**Problem to work on**
Your copy should begin at the line containing "Output the text content of this document." and end at the last line of the records; transcribe those lines exactly and leave out every picture.

— begin Task data —

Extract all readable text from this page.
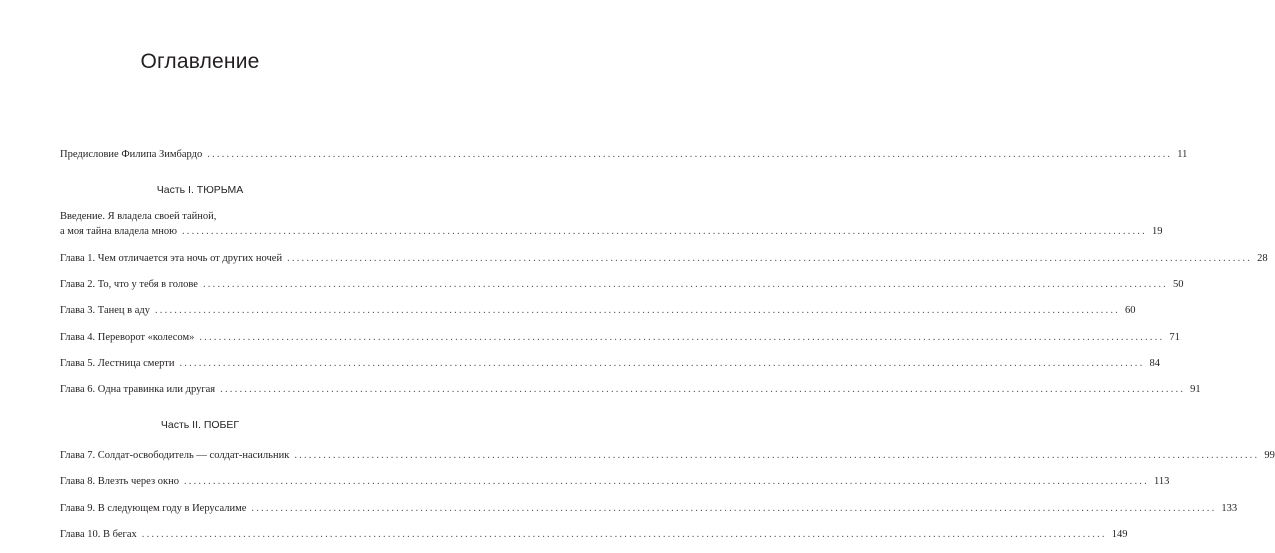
Оглавление
Предисловие Филипа Зимбардо ........................................................................................................................................................................................................ 11
Часть I. ТЮРЬМА
Введение. Я владела своей тайной,
а моя тайна владела мною ........................................................................................................................................................................................................ 19
Глава 1. Чем отличается эта ночь от других ночей ........................................................................................................................................................................................................ 28
Глава 2. То, что у тебя в голове ........................................................................................................................................................................................................ 50
Глава 3. Танец в аду ........................................................................................................................................................................................................ 60
Глава 4. Переворот «колесом» ........................................................................................................................................................................................................ 71
Глава 5. Лестница смерти ........................................................................................................................................................................................................ 84
Глава 6. Одна травинка или другая ........................................................................................................................................................................................................ 91
Часть II. ПОБЕГ
Глава 7. Солдат-освободитель — солдат-насильник ........................................................................................................................................................................................................ 99
Глава 8. Влезть через окно ........................................................................................................................................................................................................ 113
Глава 9. В следующем году в Иерусалиме ........................................................................................................................................................................................................ 133
Глава 10. В бегах ........................................................................................................................................................................................................ 149
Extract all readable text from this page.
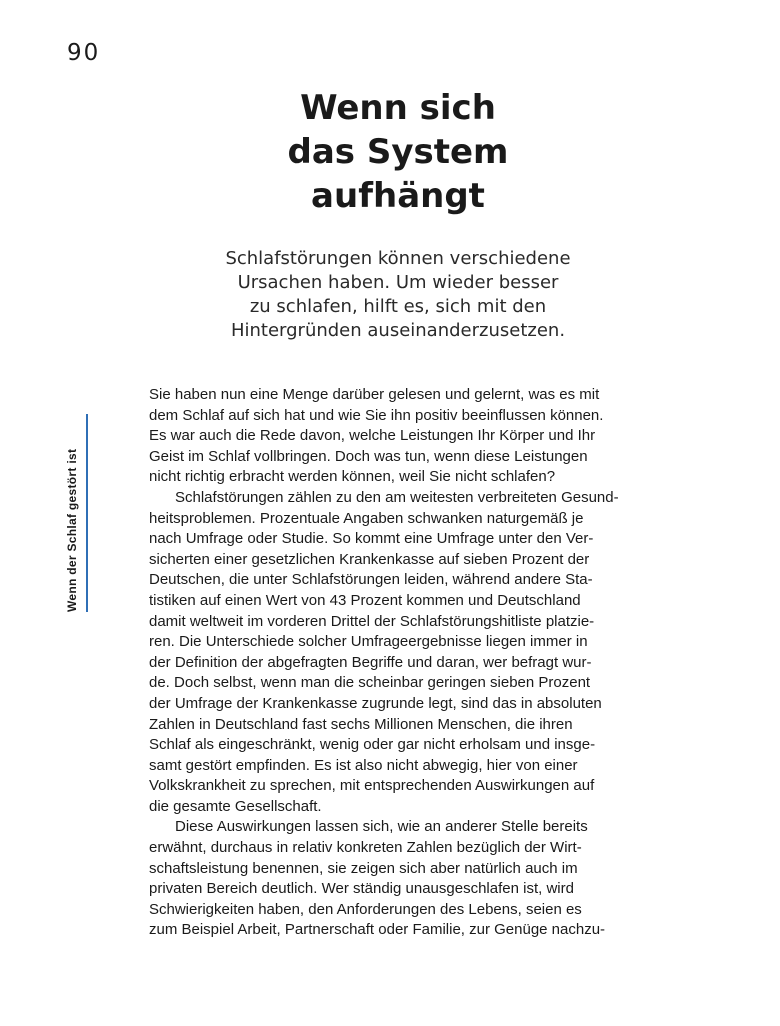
90
Wenn sich
das System
aufhängt
Schlafstörungen können verschiedene
Ursachen haben. Um wieder besser
zu schlafen, hilft es, sich mit den
Hintergründen auseinanderzusetzen.
Wenn der Schlaf gestört ist
Sie haben nun eine Menge darüber gelesen und gelernt, was es mit
dem Schlaf auf sich hat und wie Sie ihn positiv beeinflussen können.
Es war auch die Rede davon, welche Leistungen Ihr Körper und Ihr
Geist im Schlaf vollbringen. Doch was tun, wenn diese Leistungen
nicht richtig erbracht werden können, weil Sie nicht schlafen?
Schlafstörungen zählen zu den am weitesten verbreiteten Gesund-
heitsproblemen. Prozentuale Angaben schwanken naturgemäß je
nach Umfrage oder Studie. So kommt eine Umfrage unter den Ver-
sicherten einer gesetzlichen Krankenkasse auf sieben Prozent der
Deutschen, die unter Schlafstörungen leiden, während andere Sta-
tistiken auf einen Wert von 43 Prozent kommen und Deutschland
damit weltweit im vorderen Drittel der Schlafstörungshitliste platzie-
ren. Die Unterschiede solcher Umfrageergebnisse liegen immer in
der Definition der abgefragten Begriffe und daran, wer befragt wur-
de. Doch selbst, wenn man die scheinbar geringen sieben Prozent
der Umfrage der Krankenkasse zugrunde legt, sind das in absoluten
Zahlen in Deutschland fast sechs Millionen Menschen, die ihren
Schlaf als eingeschränkt, wenig oder gar nicht erholsam und insge-
samt gestört empfinden. Es ist also nicht abwegig, hier von einer
Volkskrankheit zu sprechen, mit entsprechenden Auswirkungen auf
die gesamte Gesellschaft.
Diese Auswirkungen lassen sich, wie an anderer Stelle bereits
erwähnt, durchaus in relativ konkreten Zahlen bezüglich der Wirt-
schaftsleistung benennen, sie zeigen sich aber natürlich auch im
privaten Bereich deutlich. Wer ständig unausgeschlafen ist, wird
Schwierigkeiten haben, den Anforderungen des Lebens, seien es
zum Beispiel Arbeit, Partnerschaft oder Familie, zur Genüge nachzu-
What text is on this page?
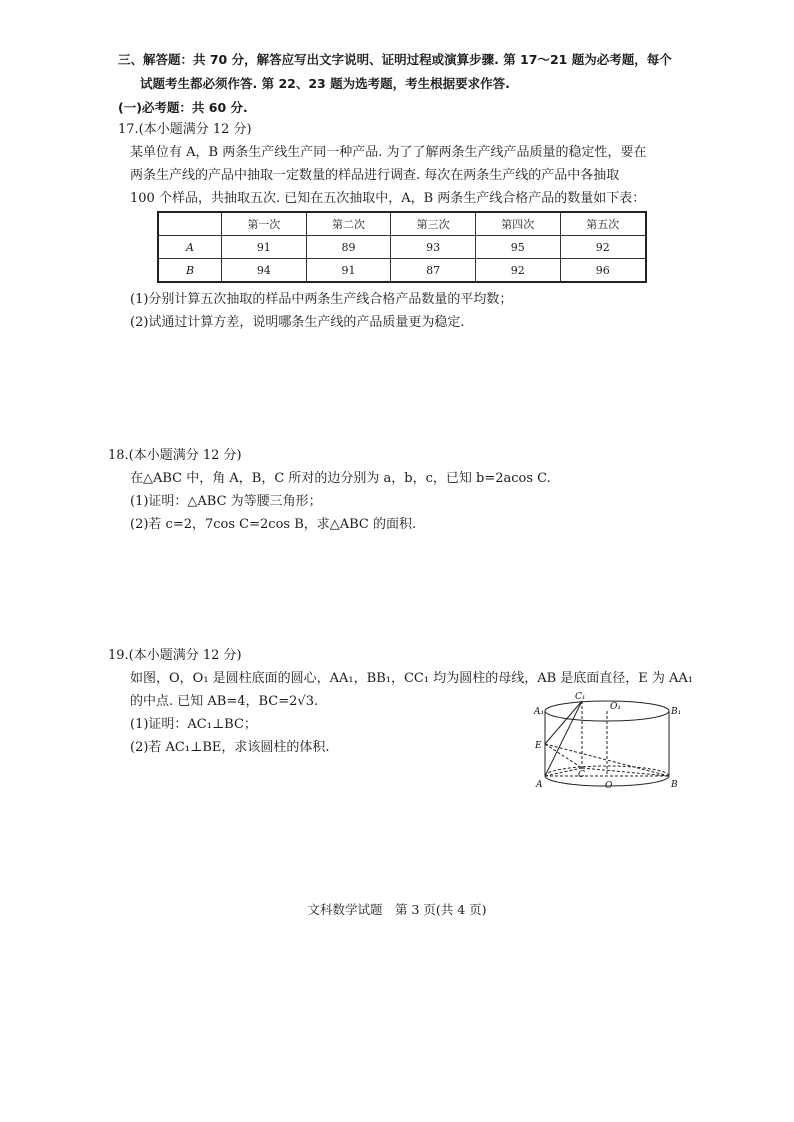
三、解答题：共 70 分，解答应写出文字说明、证明过程或演算步骤. 第 17～21 题为必考题，每个
试题考生都必须作答. 第 22、23 题为选考题，考生根据要求作答.
(一)必考题：共 60 分.
17.(本小题满分 12 分)
某单位有 A，B 两条生产线生产同一种产品. 为了了解两条生产线产品质量的稳定性，要在
两条生产线的产品中抽取一定数量的样品进行调查. 每次在两条生产线的产品中各抽取
100 个样品，共抽取五次. 已知在五次抽取中，A，B 两条生产线合格产品的数量如下表：
	第一次	第二次	第三次	第四次	第五次
A	91	89	93	95	92
B	94	91	87	92	96
(1)分别计算五次抽取的样品中两条生产线合格产品数量的平均数；
(2)试通过计算方差，说明哪条生产线的产品质量更为稳定.
18.(本小题满分 12 分)
在△ABC 中，角 A，B，C 所对的边分别为 a，b，c，已知 b=2acos C.
(1)证明：△ABC 为等腰三角形；
(2)若 c=2，7cos C=2cos B，求△ABC 的面积.
19.(本小题满分 12 分)
如图，O，O₁ 是圆柱底面的圆心，AA₁，BB₁，CC₁ 均为圆柱的母线，AB 是底面直径，E 为 AA₁
的中点. 已知 AB=4，BC=2√3.
(1)证明：AC₁⊥BC；
(2)若 AC₁⊥BE，求该圆柱的体积.
A₁	B₁
C₁
O₁
E
A	B
C
O
文科数学试题　第 3 页(共 4 页)
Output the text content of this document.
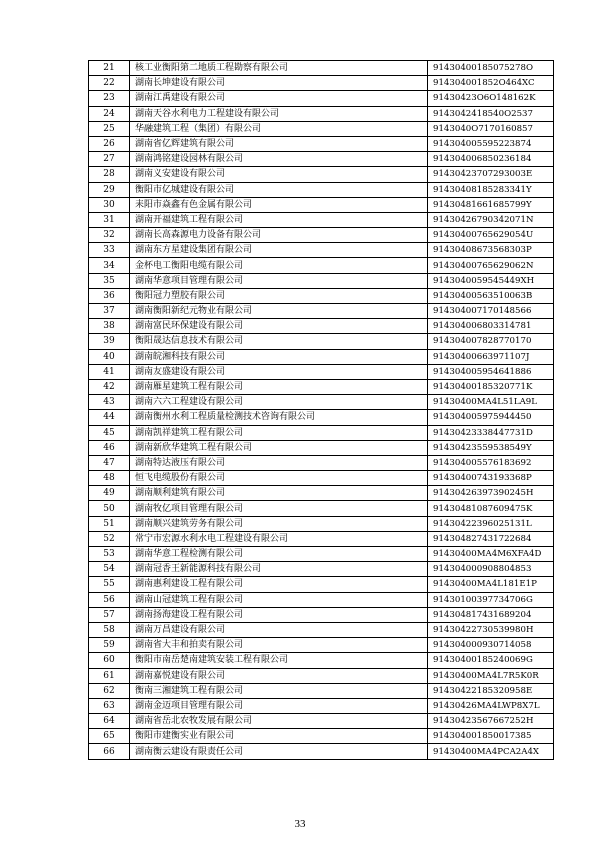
21	核工业衡阳第二地质工程勘察有限公司	91430400185075278O
22	湖南长坤建设有限公司	914304001852O464XC
23	湖南江禹建设有限公司	91430423O6O148162K
24	湖南天谷水利电力工程建设有限公司	9143042418540O2537
25	华融建筑工程（集团）有限公司	9143040O7170160857
26	湖南省亿辉建筑有限公司	914304005595223874
27	湖南鸿铭建设园林有限公司	914304006850236184
28	湖南义安建设有限公司	91430423707293003E
29	衡阳市亿城建设有限公司	91430408185283341Y
30	耒阳市焱鑫有色金属有限公司	91430481661685799Y
31	湖南开福建筑工程有限公司	91430426790342071N
32	湖南长高森源电力设备有限公司	91430400765629054U
33	湖南东方星建设集团有限公司	91430408673568303P
34	金杯电工衡阳电缆有限公司	91430400765629062N
35	湖南华意项目管理有限公司	9143040059545449XH
36	衡阳冠力塑胶有限公司	91430400563510063B
37	湖南衡阳新纪元物业有限公司	914304007170148566
38	湖南富民环保建设有限公司	914304006803314781
39	衡阳晟达信息技术有限公司	914304007828770170
40	湖南皖湘科技有限公司	91430400663971107J
41	湖南友盛建设有限公司	914304005954641886
42	湖南雁星建筑工程有限公司	91430400185320771K
43	湖南六六工程建设有限公司	91430400MA4L51LA9L
44	湖南衡州水利工程质量检测技术咨询有限公司	914304005975944450
45	湖南凯祥建筑工程有限公司	91430423338447731D
46	湖南新欣华建筑工程有限公司	91430423559538549Y
47	湖南特达液压有限公司	914304005576183692
48	恒飞电缆股份有限公司	91430400743193368P
49	湖南顺利建筑有限公司	91430426397390245H
50	湖南牧亿项目管理有限公司	91430481087609475K
51	湖南顺兴建筑劳务有限公司	91430422396025131L
52	常宁市宏源水利水电工程建设有限公司	914304827431722684
53	湖南华意工程检测有限公司	91430400MA4M6XFA4D
54	湖南冠香王新能源科技有限公司	914304000908804853
55	湖南惠利建设工程有限公司	91430400MA4L181E1P
56	湖南山冠建筑工程有限公司	91430100397734706G
57	湖南扬海建设工程有限公司	914304817431689204
58	湖南万昌建设有限公司	91430422730539980H
59	湖南省大丰和拍卖有限公司	914304000930714058
60	衡阳市南岳楚南建筑安装工程有限公司	91430400185240069G
61	湖南嘉悦建设有限公司	91430400MA4L7R5K0R
62	衡南三湘建筑工程有限公司	91430422185320958E
63	湖南金迈项目管理有限公司	91430426MA4LWP8X7L
64	湖南省岳北农牧发展有限公司	91430423567667252H
65	衡阳市建衡实业有限公司	914304001850017385
66	湖南衡云建设有限责任公司	91430400MA4PCA2A4X
33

— end Task data —

**Solution to this exercise**
Output the text content of this document.
21	核工业衡阳第二地质工程勘察有限公司	91430400185075278O
22	湖南长坤建设有限公司	914304001852O464XC
23	湖南江禹建设有限公司	91430423O6O148162K
24	湖南天谷水利电力工程建设有限公司	9143042418540O2537
25	华融建筑工程（集团）有限公司	9143040O7170160857
26	湖南省亿辉建筑有限公司	914304005595223874
27	湖南鸿铭建设园林有限公司	914304006850236184
28	湖南义安建设有限公司	91430423707293003E
29	衡阳市亿城建设有限公司	91430408185283341Y
30	耒阳市焱鑫有色金属有限公司	91430481661685799Y
31	湖南开福建筑工程有限公司	91430426790342071N
32	湖南长高森源电力设备有限公司	91430400765629054U
33	湖南东方星建设集团有限公司	91430408673568303P
34	金杯电工衡阳电缆有限公司	91430400765629062N
35	湖南华意项目管理有限公司	9143040059545449XH
36	衡阳冠力塑胶有限公司	91430400563510063B
37	湖南衡阳新纪元物业有限公司	914304007170148566
38	湖南富民环保建设有限公司	914304006803314781
39	衡阳晟达信息技术有限公司	914304007828770170
40	湖南皖湘科技有限公司	91430400663971107J
41	湖南友盛建设有限公司	914304005954641886
42	湖南雁星建筑工程有限公司	91430400185320771K
43	湖南六六工程建设有限公司	91430400MA4L51LA9L
44	湖南衡州水利工程质量检测技术咨询有限公司	914304005975944450
45	湖南凯祥建筑工程有限公司	91430423338447731D
46	湖南新欣华建筑工程有限公司	91430423559538549Y
47	湖南特达液压有限公司	914304005576183692
48	恒飞电缆股份有限公司	91430400743193368P
49	湖南顺利建筑有限公司	91430426397390245H
50	湖南牧亿项目管理有限公司	91430481087609475K
51	湖南顺兴建筑劳务有限公司	91430422396025131L
52	常宁市宏源水利水电工程建设有限公司	914304827431722684
53	湖南华意工程检测有限公司	91430400MA4M6XFA4D
54	湖南冠香王新能源科技有限公司	914304000908804853
55	湖南惠利建设工程有限公司	91430400MA4L181E1P
56	湖南山冠建筑工程有限公司	91430100397734706G
57	湖南扬海建设工程有限公司	914304817431689204
58	湖南万昌建设有限公司	91430422730539980H
59	湖南省大丰和拍卖有限公司	914304000930714058
60	衡阳市南岳楚南建筑安装工程有限公司	91430400185240069G
61	湖南嘉悦建设有限公司	91430400MA4L7R5K0R
62	衡南三湘建筑工程有限公司	91430422185320958E
63	湖南金迈项目管理有限公司	91430426MA4LWP8X7L
64	湖南省岳北农牧发展有限公司	91430423567667252H
65	衡阳市建衡实业有限公司	914304001850017385
66	湖南衡云建设有限责任公司	91430400MA4PCA2A4X
33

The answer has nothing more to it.